The records.
────────
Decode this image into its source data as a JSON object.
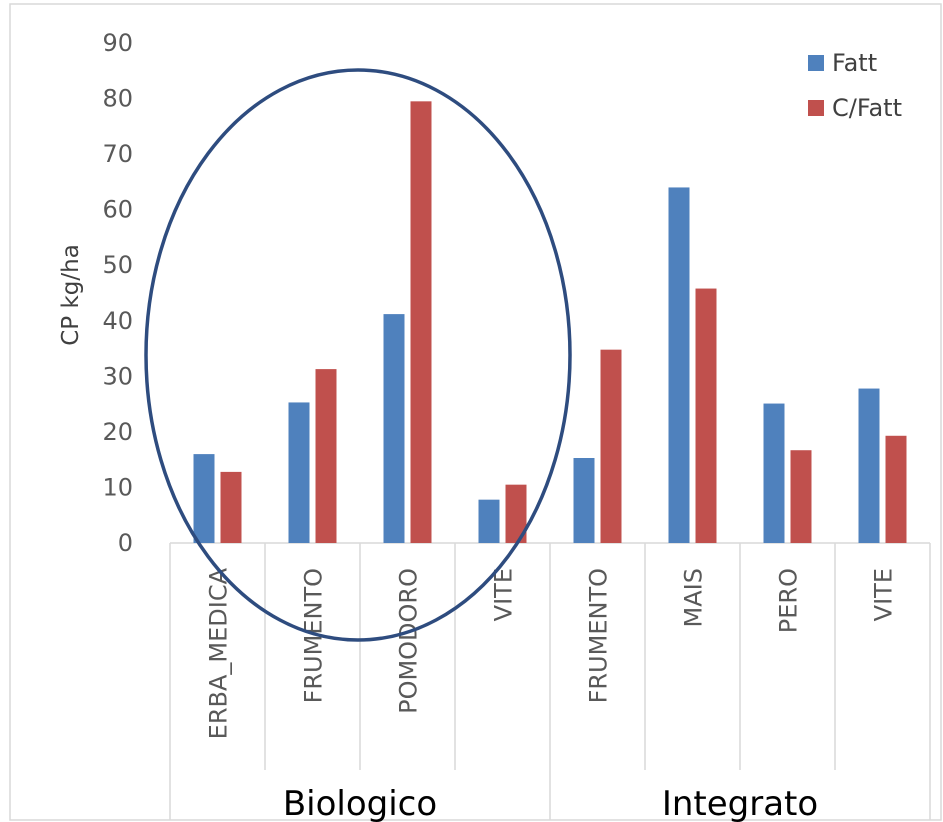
{
  "chart_data": {
    "type": "bar",
    "title": "",
    "ylabel": "CP kg/ha",
    "xlabel": "",
    "ylim": [
      0,
      90
    ],
    "yticks": [
      0,
      10,
      20,
      30,
      40,
      50,
      60,
      70,
      80,
      90
    ],
    "grid": false,
    "legend_position": "top-right",
    "groups": [
      {
        "label": "Biologico",
        "categories": [
          "ERBA_MEDICA",
          "FRUMENTO",
          "POMODORO",
          "VITE"
        ]
      },
      {
        "label": "Integrato",
        "categories": [
          "FRUMENTO",
          "MAIS",
          "PERO",
          "VITE"
        ]
      }
    ],
    "categories": [
      "ERBA_MEDICA",
      "FRUMENTO",
      "POMODORO",
      "VITE",
      "FRUMENTO",
      "MAIS",
      "PERO",
      "VITE"
    ],
    "series": [
      {
        "name": "Fatt",
        "color": "#4f81bd",
        "values": [
          16,
          25.3,
          41.2,
          7.8,
          15.3,
          64,
          25.1,
          27.8
        ]
      },
      {
        "name": "C/Fatt",
        "color": "#c0504d",
        "values": [
          12.8,
          31.3,
          79.5,
          10.5,
          34.8,
          45.8,
          16.7,
          19.3
        ]
      }
    ],
    "annotation": {
      "shape": "ellipse",
      "color": "#2e4c7f",
      "encloses_group": "Biologico"
    }
  }
}
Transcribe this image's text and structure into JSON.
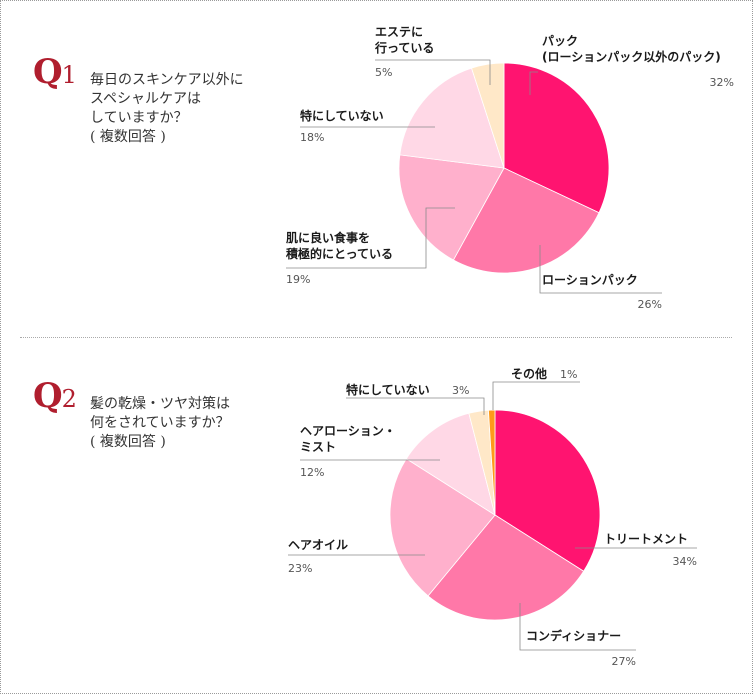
────────
What to produce.
Where a line above contains the string "into", copy that line.

Solution for this problem.
Decode this image into its source data as a JSON object.
Transcribe this image's text and structure into JSON.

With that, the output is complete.